======== DATASET EXTRACT
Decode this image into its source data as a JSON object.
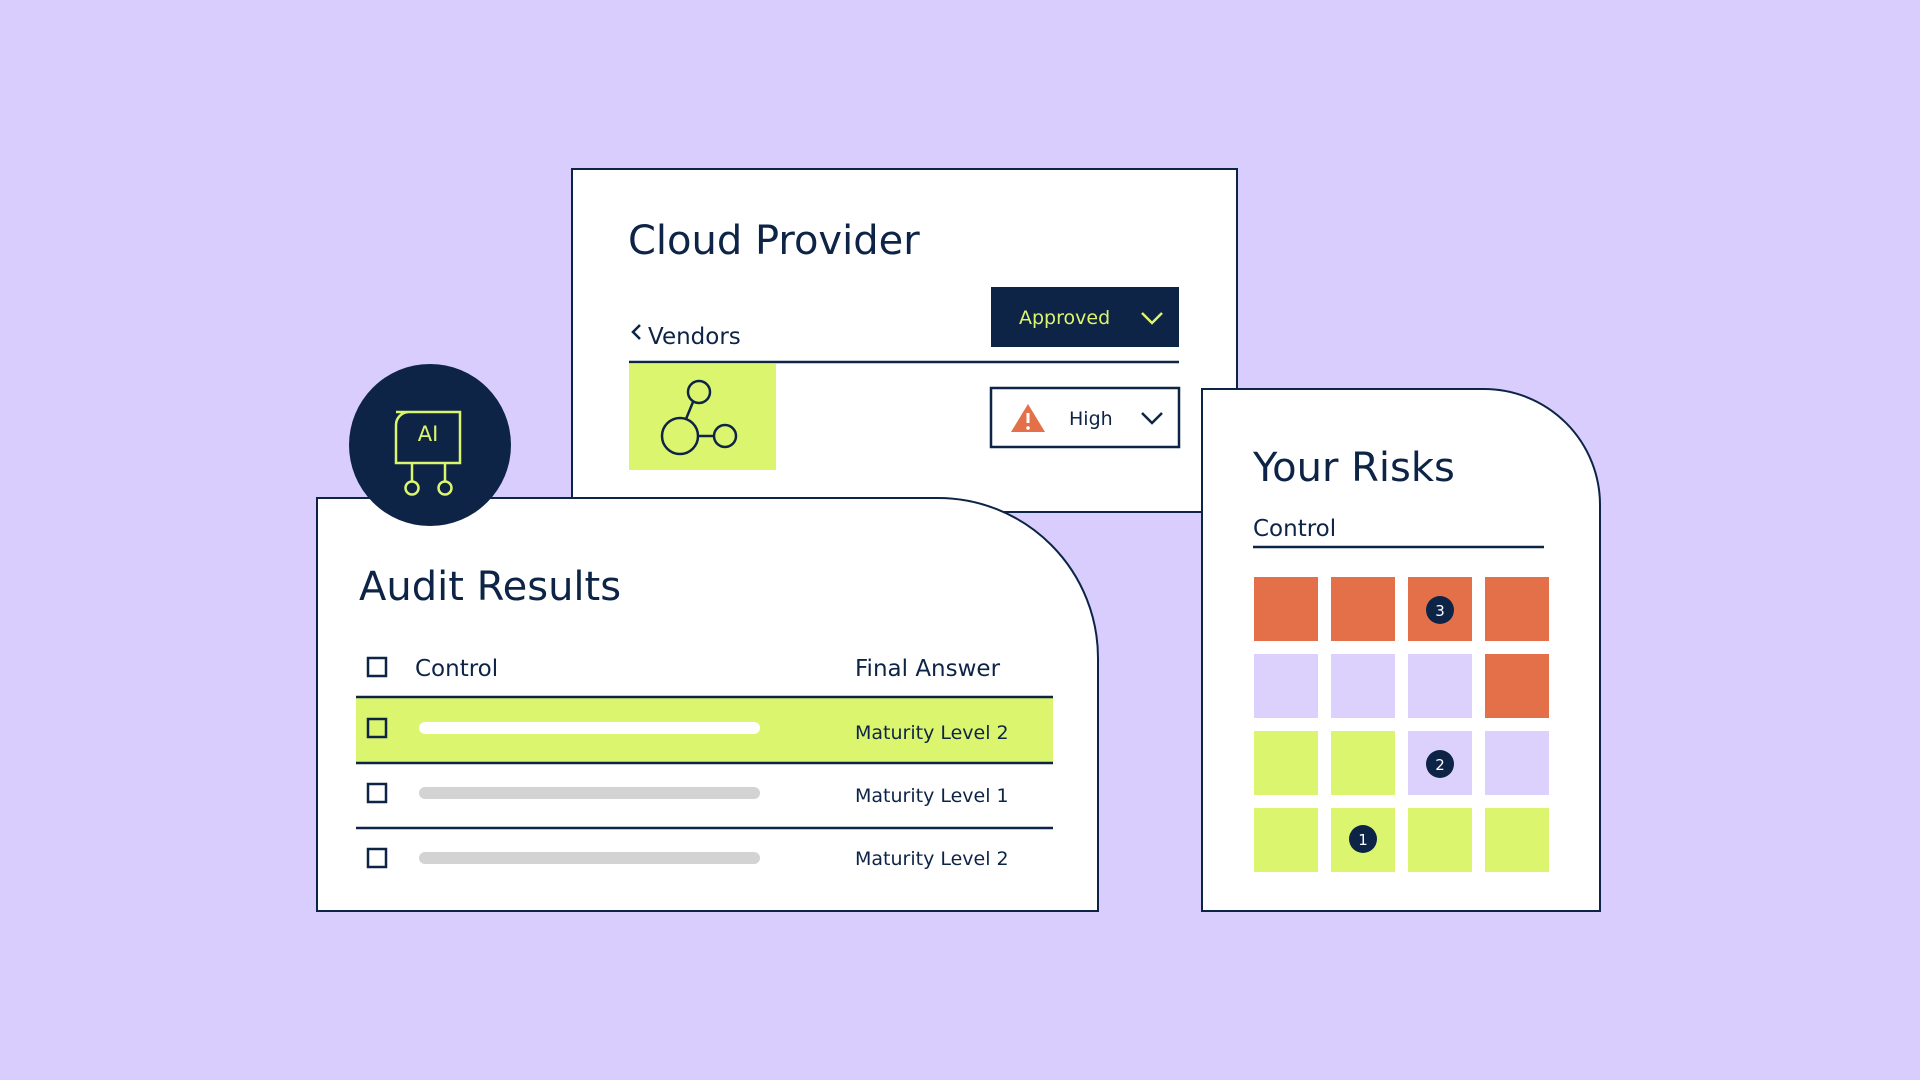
{
  "cloud": {
    "title": "Cloud Provider",
    "back": "Vendors",
    "status": "Approved",
    "risk": "High"
  },
  "badge": "AI",
  "audit": {
    "title": "Audit Results",
    "columns": [
      "Control",
      "Final Answer"
    ],
    "rows": [
      "Maturity Level 2",
      "Maturity Level 1",
      "Maturity Level 2"
    ]
  },
  "risks": {
    "title": "Your Risks",
    "subtitle": "Control",
    "markers": [
      "3",
      "2",
      "1"
    ]
  }
}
================
Your copy of the data should match it exactly, except that pictures are left out.

Decode this image into its source data as a JSON object.
{
  "cloud": {
    "title": "Cloud Provider",
    "back": "Vendors",
    "status": "Approved",
    "risk": "High"
  },
  "badge": "AI",
  "audit": {
    "title": "Audit Results",
    "columns": [
      "Control",
      "Final Answer"
    ],
    "rows": [
      "Maturity Level 2",
      "Maturity Level 1",
      "Maturity Level 2"
    ]
  },
  "risks": {
    "title": "Your Risks",
    "subtitle": "Control",
    "markers": [
      "3",
      "2",
      "1"
    ]
  }
}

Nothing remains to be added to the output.